* [WHAT THE TASK ASKS] Set down all of the entries word for word, omitting the images they contain.

(Stored records)
[start]
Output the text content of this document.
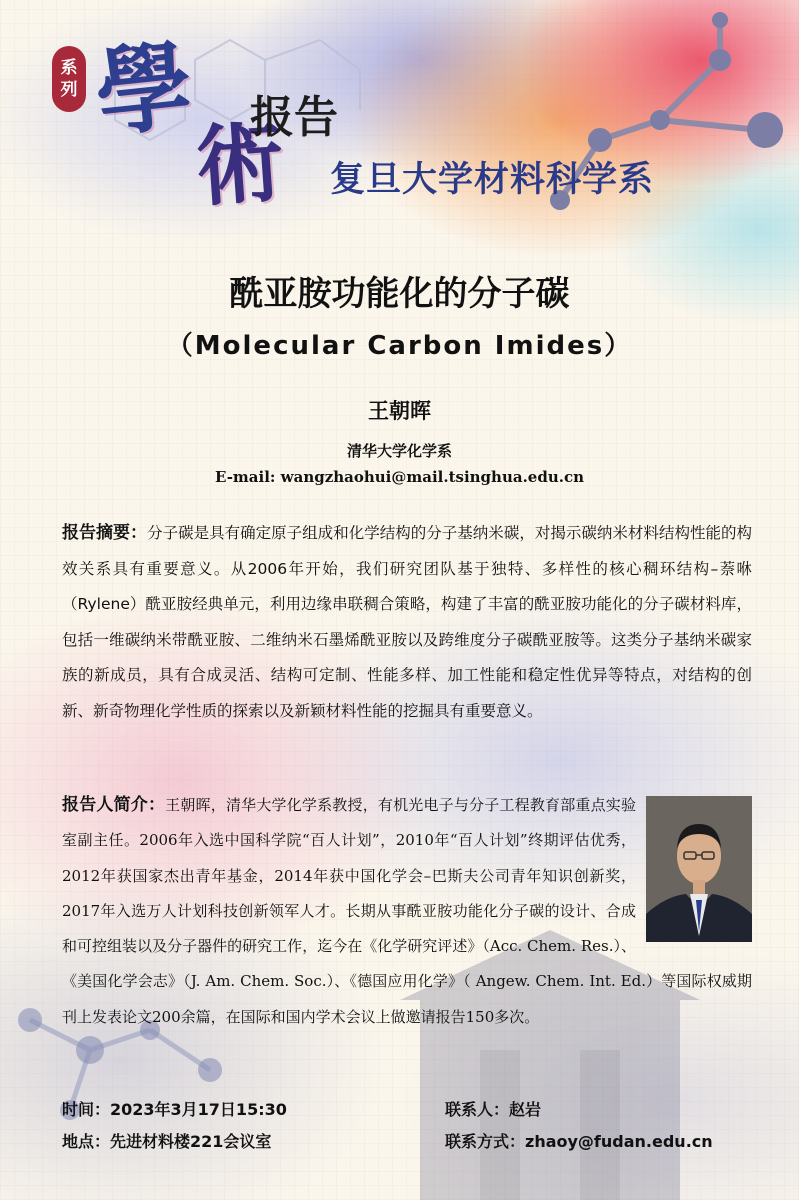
系
列 學
術
报告
复旦大学材料科学系
酰亚胺功能化的分子碳
（Molecular Carbon Imides）
王朝晖
清华大学化学系
E-mail: wangzhaohui@mail.tsinghua.edu.cn

报告摘要：分子碳是具有确定原子组成和化学结构的分子基纳米碳，对揭示碳纳米材料结构性能的构效关系具有重要意义。从2006年开始，我们研究团队基于独特、多样性的核心稠环结构–萘咻（Rylene）酰亚胺经典单元，利用边缘串联稠合策略，构建了丰富的酰亚胺功能化的分子碳材料库，包括一维碳纳米带酰亚胺、二维纳米石墨烯酰亚胺以及跨维度分子碳酰亚胺等。这类分子基纳米碳家族的新成员，具有合成灵活、结构可定制、性能多样、加工性能和稳定性优异等特点，对结构的创新、新奇物理化学性质的探索以及新颖材料性能的挖掘具有重要意义。

报告人简介：王朝晖，清华大学化学系教授，有机光电子与分子工程教育部重点实验室副主任。2006年入选中国科学院“百人计划”，2010年“百人计划”终期评估优秀，2012年获国家杰出青年基金，2014年获中国化学会–巴斯夫公司青年知识创新奖，2017年入选万人计划科技创新领军人才。长期从事酰亚胺功能化分子碳的设计、合成和可控组装以及分子器件的研究工作，迄今在《化学研究评述》（Acc. Chem. Res.）、《美国化学会志》（J. Am. Chem. Soc.）、《德国应用化学》（ Angew. Chem. Int. Ed.）等国际权威期刊上发表论文200余篇，在国际和国内学术会议上做邀请报告150多次。

时间：2023年3月17日15:30
地点：先进材料楼221会议室
联系人：赵岩
联系方式：zhaoy@fudan.edu.cn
[end]
* [FINISHED ANSWER]
Output the text content of this document.
系
列 學
術
报告
复旦大学材料科学系
酰亚胺功能化的分子碳
（Molecular Carbon Imides）
王朝晖
清华大学化学系
E-mail: wangzhaohui@mail.tsinghua.edu.cn

报告摘要：分子碳是具有确定原子组成和化学结构的分子基纳米碳，对揭示碳纳米材料结构性能的构效关系具有重要意义。从2006年开始，我们研究团队基于独特、多样性的核心稠环结构–萘咻（Rylene）酰亚胺经典单元，利用边缘串联稠合策略，构建了丰富的酰亚胺功能化的分子碳材料库，包括一维碳纳米带酰亚胺、二维纳米石墨烯酰亚胺以及跨维度分子碳酰亚胺等。这类分子基纳米碳家族的新成员，具有合成灵活、结构可定制、性能多样、加工性能和稳定性优异等特点，对结构的创新、新奇物理化学性质的探索以及新颖材料性能的挖掘具有重要意义。

报告人简介：王朝晖，清华大学化学系教授，有机光电子与分子工程教育部重点实验室副主任。2006年入选中国科学院“百人计划”，2010年“百人计划”终期评估优秀，2012年获国家杰出青年基金，2014年获中国化学会–巴斯夫公司青年知识创新奖，2017年入选万人计划科技创新领军人才。长期从事酰亚胺功能化分子碳的设计、合成和可控组装以及分子器件的研究工作，迄今在《化学研究评述》（Acc. Chem. Res.）、《美国化学会志》（J. Am. Chem. Soc.）、《德国应用化学》（ Angew. Chem. Int. Ed.）等国际权威期刊上发表论文200余篇，在国际和国内学术会议上做邀请报告150多次。

时间：2023年3月17日15:30
地点：先进材料楼221会议室
联系人：赵岩
联系方式：zhaoy@fudan.edu.cn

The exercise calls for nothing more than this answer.